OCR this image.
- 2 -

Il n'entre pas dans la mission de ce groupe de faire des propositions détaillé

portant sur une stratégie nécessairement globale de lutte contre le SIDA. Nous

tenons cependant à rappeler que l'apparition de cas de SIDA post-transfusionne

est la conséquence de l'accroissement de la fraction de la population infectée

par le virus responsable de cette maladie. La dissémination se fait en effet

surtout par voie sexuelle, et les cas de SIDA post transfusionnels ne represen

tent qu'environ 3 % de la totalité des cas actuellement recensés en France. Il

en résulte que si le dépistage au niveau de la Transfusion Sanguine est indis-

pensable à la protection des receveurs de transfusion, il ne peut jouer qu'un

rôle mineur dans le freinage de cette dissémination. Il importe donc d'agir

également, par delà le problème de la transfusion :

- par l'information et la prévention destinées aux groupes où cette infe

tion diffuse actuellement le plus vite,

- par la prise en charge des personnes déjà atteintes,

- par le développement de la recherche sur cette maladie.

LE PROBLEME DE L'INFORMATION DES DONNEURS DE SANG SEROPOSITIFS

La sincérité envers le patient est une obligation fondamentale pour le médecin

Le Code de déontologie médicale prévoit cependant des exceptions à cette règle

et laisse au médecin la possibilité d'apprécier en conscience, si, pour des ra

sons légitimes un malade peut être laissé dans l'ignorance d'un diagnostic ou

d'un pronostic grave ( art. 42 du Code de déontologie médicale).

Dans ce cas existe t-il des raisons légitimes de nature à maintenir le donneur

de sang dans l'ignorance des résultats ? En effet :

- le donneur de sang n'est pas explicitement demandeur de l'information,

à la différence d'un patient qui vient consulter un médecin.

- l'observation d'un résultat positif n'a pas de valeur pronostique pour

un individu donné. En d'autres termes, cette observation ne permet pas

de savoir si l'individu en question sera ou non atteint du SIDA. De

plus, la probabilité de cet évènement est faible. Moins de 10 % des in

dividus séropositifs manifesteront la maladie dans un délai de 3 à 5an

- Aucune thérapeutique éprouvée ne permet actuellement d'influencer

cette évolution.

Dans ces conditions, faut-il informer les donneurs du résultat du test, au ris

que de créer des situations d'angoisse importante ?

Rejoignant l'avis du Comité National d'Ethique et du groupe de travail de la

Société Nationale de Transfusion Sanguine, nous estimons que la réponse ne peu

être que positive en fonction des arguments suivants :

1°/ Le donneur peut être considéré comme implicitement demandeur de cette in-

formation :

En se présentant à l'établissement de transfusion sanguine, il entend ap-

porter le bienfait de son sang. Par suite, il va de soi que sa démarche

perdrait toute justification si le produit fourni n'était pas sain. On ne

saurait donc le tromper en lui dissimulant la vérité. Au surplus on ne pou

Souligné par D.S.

* **ASSIGNMENT**
Where a line in the listing above holds the string "donc", include it in your count, and answer with the number alone.

* **SOLUTION FOR THIS EXERCISE**
2